• **Aim of the task**: In this exercise, return the whole listing exactly, excluding any images.

• **Dataset content**:
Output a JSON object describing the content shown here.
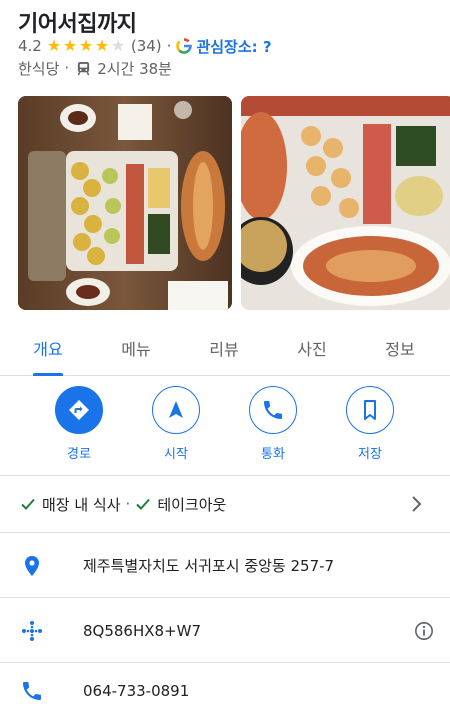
{
  "place": {
    "name": "기어서집까지",
    "rating": "4.2",
    "stars_filled": 4,
    "stars_total": 5,
    "review_count": "(34)",
    "interest_label": "관심장소: ?",
    "category": "한식당",
    "transit_time": "2시간 38분"
  },
  "tabs": [
    "개요",
    "메뉴",
    "리뷰",
    "사진",
    "정보"
  ],
  "actions": {
    "directions": "경로",
    "start": "시작",
    "call": "통화",
    "save": "저장"
  },
  "services": {
    "dine_in": "매장 내 식사",
    "takeout": "테이크아웃"
  },
  "details": {
    "address": "제주특별자치도 서귀포시 중앙동 257-7",
    "plus_code": "8Q586HX8+W7",
    "phone": "064-733-0891"
  },
  "colors": {
    "accent": "#1a73e8",
    "star": "#fbbc04",
    "check": "#188038"
  }
}
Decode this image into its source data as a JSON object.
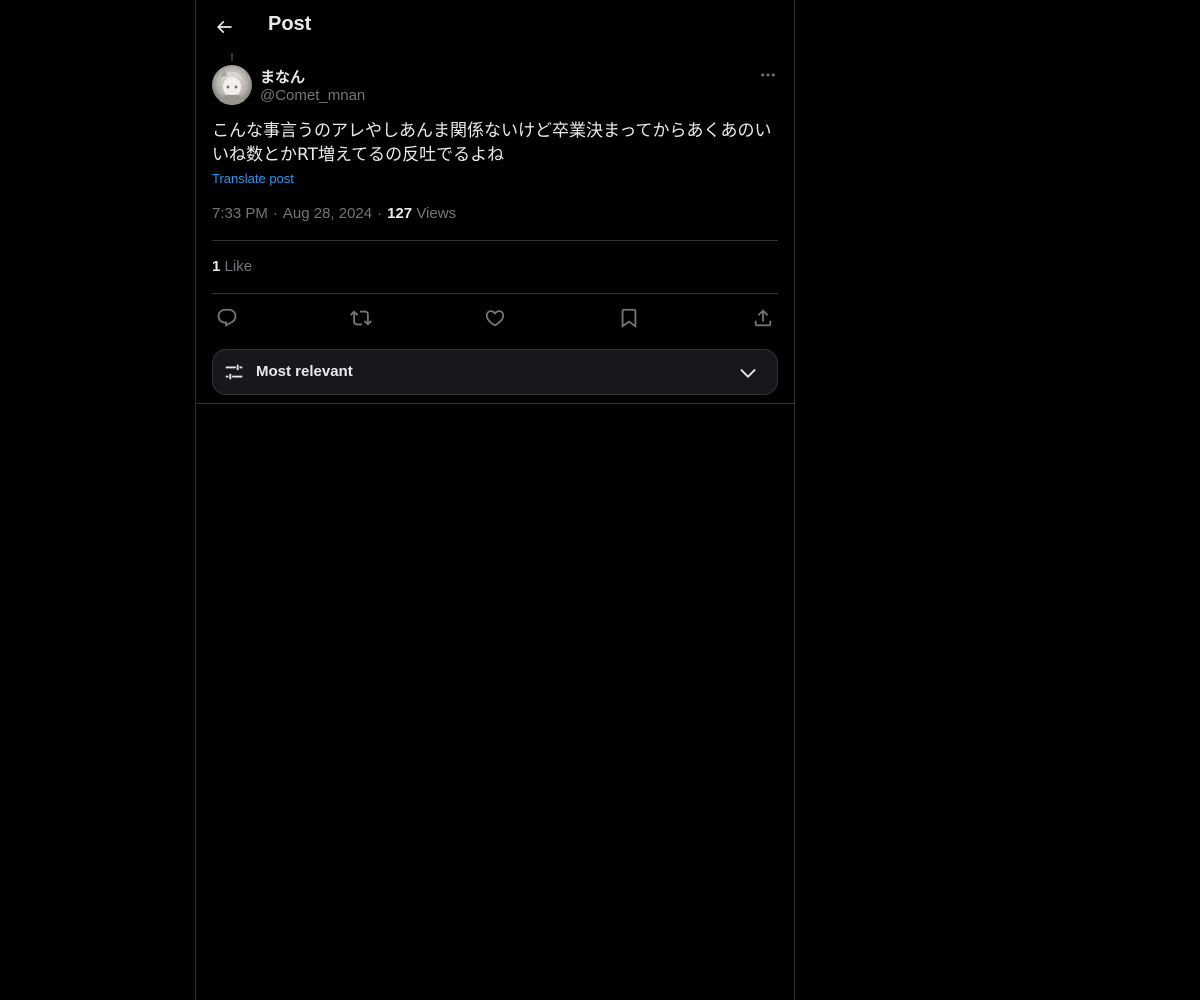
{
  "header": {
    "title": "Post",
    "back_icon": "arrow-left-icon"
  },
  "post": {
    "author": {
      "display_name": "まなん",
      "handle": "@Comet_mnan"
    },
    "text": "こんな事言うのアレやしあんま関係ないけど卒業決まってからあくあのいいね数とかRT増えてるの反吐でるよね",
    "translate_label": "Translate post",
    "time": "7:33 PM",
    "date": "Aug 28, 2024",
    "views_count": "127",
    "views_label": "Views",
    "likes_count": "1",
    "likes_label": "Like"
  },
  "actions": {
    "reply_icon": "reply-icon",
    "retweet_icon": "retweet-icon",
    "like_icon": "heart-icon",
    "bookmark_icon": "bookmark-icon",
    "share_icon": "share-icon"
  },
  "sort": {
    "label": "Most relevant"
  },
  "colors": {
    "background": "#000000",
    "text": "#e7e9ea",
    "secondary_text": "#71767b",
    "link": "#1d9bf0",
    "border": "#2f3336"
  }
}
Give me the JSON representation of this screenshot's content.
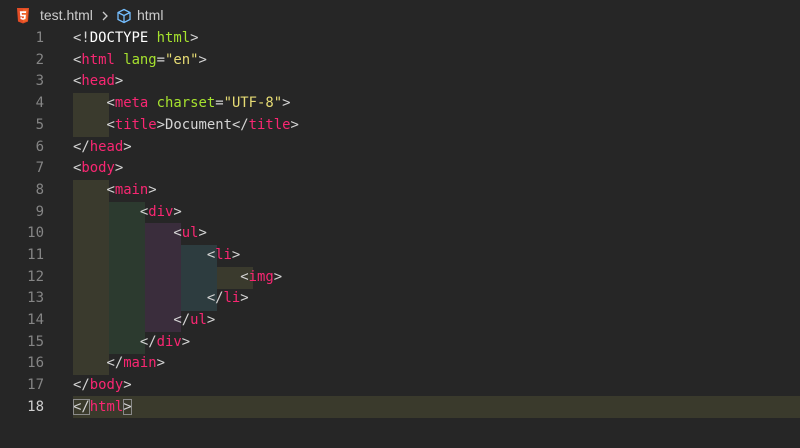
{
  "breadcrumb": {
    "file_name": "test.html",
    "symbol": "html",
    "file_icon": "html5-icon",
    "separator_icon": "chevron-right-icon",
    "symbol_icon": "cube-icon"
  },
  "editor": {
    "current_line": 18,
    "line_numbers": [
      "1",
      "2",
      "3",
      "4",
      "5",
      "6",
      "7",
      "8",
      "9",
      "10",
      "11",
      "12",
      "13",
      "14",
      "15",
      "16",
      "17",
      "18"
    ],
    "lines": [
      "<!DOCTYPE html>",
      "<html lang=\"en\">",
      "<head>",
      "    <meta charset=\"UTF-8\">",
      "    <title>Document</title>",
      "</head>",
      "<body>",
      "    <main>",
      "        <div>",
      "            <ul>",
      "                <li>",
      "                    <img>",
      "                </li>",
      "            </ul>",
      "        </div>",
      "    </main>",
      "</body>",
      "</html>"
    ]
  },
  "colors": {
    "background": "#262626",
    "tag": "#f92672",
    "attribute": "#a6e22e",
    "string": "#e6db74",
    "punctuation": "#d4d4d4",
    "line_number": "#858585",
    "current_line_highlight": "#3a3a2c"
  }
}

• **Written response**:
Output a JSON object describing the content shown here.
{
  "place": {
    "name": "기어서집까지",
    "rating": "4.2",
    "stars_filled": 4,
    "stars_total": 5,
    "review_count": "(34)",
    "interest_label": "관심장소: ?",
    "category": "한식당",
    "transit_time": "2시간 38분"
  },
  "tabs": [
    "개요",
    "메뉴",
    "리뷰",
    "사진",
    "정보"
  ],
  "actions": {
    "directions": "경로",
    "start": "시작",
    "call": "통화",
    "save": "저장"
  },
  "services": {
    "dine_in": "매장 내 식사",
    "takeout": "테이크아웃"
  },
  "details": {
    "address": "제주특별자치도 서귀포시 중앙동 257-7",
    "plus_code": "8Q586HX8+W7",
    "phone": "064-733-0891"
  },
  "colors": {
    "accent": "#1a73e8",
    "star": "#fbbc04",
    "check": "#188038"
  }
}
Decode this image into its source data as a JSON object.
{
  "header": {
    "title": "Post",
    "back_icon": "arrow-left-icon"
  },
  "post": {
    "author": {
      "display_name": "まなん",
      "handle": "@Comet_mnan"
    },
    "text": "こんな事言うのアレやしあんま関係ないけど卒業決まってからあくあのいいね数とかRT増えてるの反吐でるよね",
    "translate_label": "Translate post",
    "time": "7:33 PM",
    "date": "Aug 28, 2024",
    "views_count": "127",
    "views_label": "Views",
    "likes_count": "1",
    "likes_label": "Like"
  },
  "actions": {
    "reply_icon": "reply-icon",
    "retweet_icon": "retweet-icon",
    "like_icon": "heart-icon",
    "bookmark_icon": "bookmark-icon",
    "share_icon": "share-icon"
  },
  "sort": {
    "label": "Most relevant"
  },
  "colors": {
    "background": "#000000",
    "text": "#e7e9ea",
    "secondary_text": "#71767b",
    "link": "#1d9bf0",
    "border": "#2f3336"
  }
}
Give me the JSON representation of this screenshot's content.
{
  "breadcrumb": {
    "file_name": "test.html",
    "symbol": "html",
    "file_icon": "html5-icon",
    "separator_icon": "chevron-right-icon",
    "symbol_icon": "cube-icon"
  },
  "editor": {
    "current_line": 18,
    "line_numbers": [
      "1",
      "2",
      "3",
      "4",
      "5",
      "6",
      "7",
      "8",
      "9",
      "10",
      "11",
      "12",
      "13",
      "14",
      "15",
      "16",
      "17",
      "18"
    ],
    "lines": [
      "<!DOCTYPE html>",
      "<html lang=\"en\">",
      "<head>",
      "    <meta charset=\"UTF-8\">",
      "    <title>Document</title>",
      "</head>",
      "<body>",
      "    <main>",
      "        <div>",
      "            <ul>",
      "                <li>",
      "                    <img>",
      "                </li>",
      "            </ul>",
      "        </div>",
      "    </main>",
      "</body>",
      "</html>"
    ]
  },
  "colors": {
    "background": "#262626",
    "tag": "#f92672",
    "attribute": "#a6e22e",
    "string": "#e6db74",
    "punctuation": "#d4d4d4",
    "line_number": "#858585",
    "current_line_highlight": "#3a3a2c"
  }
}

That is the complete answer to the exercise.